Reproduce the whole listing, character for character.

Stored data
%%
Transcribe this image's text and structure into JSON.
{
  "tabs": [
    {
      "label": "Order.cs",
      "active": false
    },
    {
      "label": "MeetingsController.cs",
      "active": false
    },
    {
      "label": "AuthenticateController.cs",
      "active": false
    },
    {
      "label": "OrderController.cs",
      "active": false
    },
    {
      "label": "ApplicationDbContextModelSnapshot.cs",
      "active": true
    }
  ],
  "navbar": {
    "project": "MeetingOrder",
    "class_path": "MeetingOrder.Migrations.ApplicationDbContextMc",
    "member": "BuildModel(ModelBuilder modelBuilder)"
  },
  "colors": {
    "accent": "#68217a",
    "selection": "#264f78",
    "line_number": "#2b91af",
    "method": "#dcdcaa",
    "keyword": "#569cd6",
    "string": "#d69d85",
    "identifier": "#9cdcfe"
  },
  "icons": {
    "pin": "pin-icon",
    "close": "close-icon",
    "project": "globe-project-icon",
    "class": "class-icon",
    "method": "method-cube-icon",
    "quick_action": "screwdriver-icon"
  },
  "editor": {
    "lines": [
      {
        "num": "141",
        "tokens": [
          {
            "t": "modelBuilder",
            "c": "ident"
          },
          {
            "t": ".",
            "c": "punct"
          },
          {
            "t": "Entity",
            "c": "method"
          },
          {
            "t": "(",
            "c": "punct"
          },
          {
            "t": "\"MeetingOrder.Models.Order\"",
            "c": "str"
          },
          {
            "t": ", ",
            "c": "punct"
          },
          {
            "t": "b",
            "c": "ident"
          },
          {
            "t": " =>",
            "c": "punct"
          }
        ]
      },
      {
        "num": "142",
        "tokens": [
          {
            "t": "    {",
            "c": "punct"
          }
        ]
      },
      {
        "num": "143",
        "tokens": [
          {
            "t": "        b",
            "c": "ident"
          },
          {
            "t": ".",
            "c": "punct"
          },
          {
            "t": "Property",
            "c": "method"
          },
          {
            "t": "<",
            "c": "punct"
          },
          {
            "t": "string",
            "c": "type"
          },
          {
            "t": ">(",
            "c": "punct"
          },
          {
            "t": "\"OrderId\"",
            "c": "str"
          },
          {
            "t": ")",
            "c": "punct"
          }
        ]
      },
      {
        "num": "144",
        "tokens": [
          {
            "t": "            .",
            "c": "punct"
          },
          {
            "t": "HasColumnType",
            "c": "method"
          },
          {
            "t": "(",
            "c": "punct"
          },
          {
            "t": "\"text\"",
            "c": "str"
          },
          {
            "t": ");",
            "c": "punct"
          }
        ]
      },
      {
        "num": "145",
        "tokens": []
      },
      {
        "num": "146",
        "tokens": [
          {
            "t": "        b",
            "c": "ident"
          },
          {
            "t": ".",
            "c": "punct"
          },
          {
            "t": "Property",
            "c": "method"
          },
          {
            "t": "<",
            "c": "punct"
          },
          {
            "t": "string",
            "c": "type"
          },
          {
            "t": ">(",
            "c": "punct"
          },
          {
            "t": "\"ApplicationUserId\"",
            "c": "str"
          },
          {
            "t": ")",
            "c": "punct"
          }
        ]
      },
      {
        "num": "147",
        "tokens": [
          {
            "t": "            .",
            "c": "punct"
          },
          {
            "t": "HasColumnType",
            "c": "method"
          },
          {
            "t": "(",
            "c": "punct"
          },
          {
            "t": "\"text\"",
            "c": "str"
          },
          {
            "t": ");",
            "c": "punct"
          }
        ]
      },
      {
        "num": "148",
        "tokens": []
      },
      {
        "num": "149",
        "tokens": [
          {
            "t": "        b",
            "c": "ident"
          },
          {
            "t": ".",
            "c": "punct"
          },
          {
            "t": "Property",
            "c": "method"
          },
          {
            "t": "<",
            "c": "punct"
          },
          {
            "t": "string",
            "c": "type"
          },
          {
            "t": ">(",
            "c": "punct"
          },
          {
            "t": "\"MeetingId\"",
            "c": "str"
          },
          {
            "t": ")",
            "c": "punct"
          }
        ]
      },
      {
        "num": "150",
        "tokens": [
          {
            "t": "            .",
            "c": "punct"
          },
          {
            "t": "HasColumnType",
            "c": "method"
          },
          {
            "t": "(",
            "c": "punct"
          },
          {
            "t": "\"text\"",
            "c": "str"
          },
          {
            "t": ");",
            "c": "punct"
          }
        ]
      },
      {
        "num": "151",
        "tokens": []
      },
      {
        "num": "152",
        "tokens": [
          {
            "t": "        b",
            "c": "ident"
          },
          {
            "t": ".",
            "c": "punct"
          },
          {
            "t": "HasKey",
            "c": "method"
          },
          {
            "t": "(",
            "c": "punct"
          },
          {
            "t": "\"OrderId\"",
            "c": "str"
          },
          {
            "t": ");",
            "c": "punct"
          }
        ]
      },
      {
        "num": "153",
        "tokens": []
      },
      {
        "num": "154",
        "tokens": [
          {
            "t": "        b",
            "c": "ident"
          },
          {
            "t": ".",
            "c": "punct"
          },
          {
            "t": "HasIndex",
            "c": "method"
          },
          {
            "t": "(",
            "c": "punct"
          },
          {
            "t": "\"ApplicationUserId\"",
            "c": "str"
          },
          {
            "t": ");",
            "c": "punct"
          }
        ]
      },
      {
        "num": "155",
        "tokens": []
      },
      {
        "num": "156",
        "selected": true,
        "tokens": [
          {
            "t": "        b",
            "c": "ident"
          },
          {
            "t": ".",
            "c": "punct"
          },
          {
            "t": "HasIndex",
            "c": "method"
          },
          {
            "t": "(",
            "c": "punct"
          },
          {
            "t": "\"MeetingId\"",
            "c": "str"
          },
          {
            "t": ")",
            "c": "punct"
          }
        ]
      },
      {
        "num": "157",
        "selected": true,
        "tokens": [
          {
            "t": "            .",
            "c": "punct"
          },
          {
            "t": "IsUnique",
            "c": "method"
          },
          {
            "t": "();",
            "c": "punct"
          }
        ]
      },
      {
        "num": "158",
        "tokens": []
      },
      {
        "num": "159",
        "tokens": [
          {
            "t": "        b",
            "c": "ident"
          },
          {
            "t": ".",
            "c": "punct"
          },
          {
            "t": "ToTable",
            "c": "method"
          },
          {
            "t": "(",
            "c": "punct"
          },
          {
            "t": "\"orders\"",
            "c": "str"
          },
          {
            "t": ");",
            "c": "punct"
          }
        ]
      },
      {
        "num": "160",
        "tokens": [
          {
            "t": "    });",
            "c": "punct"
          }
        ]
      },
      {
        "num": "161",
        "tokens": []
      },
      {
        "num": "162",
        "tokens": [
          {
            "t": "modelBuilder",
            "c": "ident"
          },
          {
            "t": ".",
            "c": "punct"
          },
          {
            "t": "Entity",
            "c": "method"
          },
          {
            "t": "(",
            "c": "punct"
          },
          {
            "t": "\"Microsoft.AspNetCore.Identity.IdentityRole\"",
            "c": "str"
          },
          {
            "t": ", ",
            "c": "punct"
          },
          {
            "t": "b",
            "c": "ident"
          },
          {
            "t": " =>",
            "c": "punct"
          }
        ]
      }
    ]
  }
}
%%
#### EXERCISE ANSWER
Transcribe this image's text and structure into JSON.
{
  "tabs": [
    {
      "label": "Order.cs",
      "active": false
    },
    {
      "label": "MeetingsController.cs",
      "active": false
    },
    {
      "label": "AuthenticateController.cs",
      "active": false
    },
    {
      "label": "OrderController.cs",
      "active": false
    },
    {
      "label": "ApplicationDbContextModelSnapshot.cs",
      "active": true
    }
  ],
  "navbar": {
    "project": "MeetingOrder",
    "class_path": "MeetingOrder.Migrations.ApplicationDbContextMc",
    "member": "BuildModel(ModelBuilder modelBuilder)"
  },
  "colors": {
    "accent": "#68217a",
    "selection": "#264f78",
    "line_number": "#2b91af",
    "method": "#dcdcaa",
    "keyword": "#569cd6",
    "string": "#d69d85",
    "identifier": "#9cdcfe"
  },
  "icons": {
    "pin": "pin-icon",
    "close": "close-icon",
    "project": "globe-project-icon",
    "class": "class-icon",
    "method": "method-cube-icon",
    "quick_action": "screwdriver-icon"
  },
  "editor": {
    "lines": [
      {
        "num": "141",
        "tokens": [
          {
            "t": "modelBuilder",
            "c": "ident"
          },
          {
            "t": ".",
            "c": "punct"
          },
          {
            "t": "Entity",
            "c": "method"
          },
          {
            "t": "(",
            "c": "punct"
          },
          {
            "t": "\"MeetingOrder.Models.Order\"",
            "c": "str"
          },
          {
            "t": ", ",
            "c": "punct"
          },
          {
            "t": "b",
            "c": "ident"
          },
          {
            "t": " =>",
            "c": "punct"
          }
        ]
      },
      {
        "num": "142",
        "tokens": [
          {
            "t": "    {",
            "c": "punct"
          }
        ]
      },
      {
        "num": "143",
        "tokens": [
          {
            "t": "        b",
            "c": "ident"
          },
          {
            "t": ".",
            "c": "punct"
          },
          {
            "t": "Property",
            "c": "method"
          },
          {
            "t": "<",
            "c": "punct"
          },
          {
            "t": "string",
            "c": "type"
          },
          {
            "t": ">(",
            "c": "punct"
          },
          {
            "t": "\"OrderId\"",
            "c": "str"
          },
          {
            "t": ")",
            "c": "punct"
          }
        ]
      },
      {
        "num": "144",
        "tokens": [
          {
            "t": "            .",
            "c": "punct"
          },
          {
            "t": "HasColumnType",
            "c": "method"
          },
          {
            "t": "(",
            "c": "punct"
          },
          {
            "t": "\"text\"",
            "c": "str"
          },
          {
            "t": ");",
            "c": "punct"
          }
        ]
      },
      {
        "num": "145",
        "tokens": []
      },
      {
        "num": "146",
        "tokens": [
          {
            "t": "        b",
            "c": "ident"
          },
          {
            "t": ".",
            "c": "punct"
          },
          {
            "t": "Property",
            "c": "method"
          },
          {
            "t": "<",
            "c": "punct"
          },
          {
            "t": "string",
            "c": "type"
          },
          {
            "t": ">(",
            "c": "punct"
          },
          {
            "t": "\"ApplicationUserId\"",
            "c": "str"
          },
          {
            "t": ")",
            "c": "punct"
          }
        ]
      },
      {
        "num": "147",
        "tokens": [
          {
            "t": "            .",
            "c": "punct"
          },
          {
            "t": "HasColumnType",
            "c": "method"
          },
          {
            "t": "(",
            "c": "punct"
          },
          {
            "t": "\"text\"",
            "c": "str"
          },
          {
            "t": ");",
            "c": "punct"
          }
        ]
      },
      {
        "num": "148",
        "tokens": []
      },
      {
        "num": "149",
        "tokens": [
          {
            "t": "        b",
            "c": "ident"
          },
          {
            "t": ".",
            "c": "punct"
          },
          {
            "t": "Property",
            "c": "method"
          },
          {
            "t": "<",
            "c": "punct"
          },
          {
            "t": "string",
            "c": "type"
          },
          {
            "t": ">(",
            "c": "punct"
          },
          {
            "t": "\"MeetingId\"",
            "c": "str"
          },
          {
            "t": ")",
            "c": "punct"
          }
        ]
      },
      {
        "num": "150",
        "tokens": [
          {
            "t": "            .",
            "c": "punct"
          },
          {
            "t": "HasColumnType",
            "c": "method"
          },
          {
            "t": "(",
            "c": "punct"
          },
          {
            "t": "\"text\"",
            "c": "str"
          },
          {
            "t": ");",
            "c": "punct"
          }
        ]
      },
      {
        "num": "151",
        "tokens": []
      },
      {
        "num": "152",
        "tokens": [
          {
            "t": "        b",
            "c": "ident"
          },
          {
            "t": ".",
            "c": "punct"
          },
          {
            "t": "HasKey",
            "c": "method"
          },
          {
            "t": "(",
            "c": "punct"
          },
          {
            "t": "\"OrderId\"",
            "c": "str"
          },
          {
            "t": ");",
            "c": "punct"
          }
        ]
      },
      {
        "num": "153",
        "tokens": []
      },
      {
        "num": "154",
        "tokens": [
          {
            "t": "        b",
            "c": "ident"
          },
          {
            "t": ".",
            "c": "punct"
          },
          {
            "t": "HasIndex",
            "c": "method"
          },
          {
            "t": "(",
            "c": "punct"
          },
          {
            "t": "\"ApplicationUserId\"",
            "c": "str"
          },
          {
            "t": ");",
            "c": "punct"
          }
        ]
      },
      {
        "num": "155",
        "tokens": []
      },
      {
        "num": "156",
        "selected": true,
        "tokens": [
          {
            "t": "        b",
            "c": "ident"
          },
          {
            "t": ".",
            "c": "punct"
          },
          {
            "t": "HasIndex",
            "c": "method"
          },
          {
            "t": "(",
            "c": "punct"
          },
          {
            "t": "\"MeetingId\"",
            "c": "str"
          },
          {
            "t": ")",
            "c": "punct"
          }
        ]
      },
      {
        "num": "157",
        "selected": true,
        "tokens": [
          {
            "t": "            .",
            "c": "punct"
          },
          {
            "t": "IsUnique",
            "c": "method"
          },
          {
            "t": "();",
            "c": "punct"
          }
        ]
      },
      {
        "num": "158",
        "tokens": []
      },
      {
        "num": "159",
        "tokens": [
          {
            "t": "        b",
            "c": "ident"
          },
          {
            "t": ".",
            "c": "punct"
          },
          {
            "t": "ToTable",
            "c": "method"
          },
          {
            "t": "(",
            "c": "punct"
          },
          {
            "t": "\"orders\"",
            "c": "str"
          },
          {
            "t": ");",
            "c": "punct"
          }
        ]
      },
      {
        "num": "160",
        "tokens": [
          {
            "t": "    });",
            "c": "punct"
          }
        ]
      },
      {
        "num": "161",
        "tokens": []
      },
      {
        "num": "162",
        "tokens": [
          {
            "t": "modelBuilder",
            "c": "ident"
          },
          {
            "t": ".",
            "c": "punct"
          },
          {
            "t": "Entity",
            "c": "method"
          },
          {
            "t": "(",
            "c": "punct"
          },
          {
            "t": "\"Microsoft.AspNetCore.Identity.IdentityRole\"",
            "c": "str"
          },
          {
            "t": ", ",
            "c": "punct"
          },
          {
            "t": "b",
            "c": "ident"
          },
          {
            "t": " =>",
            "c": "punct"
          }
        ]
      }
    ]
  }
}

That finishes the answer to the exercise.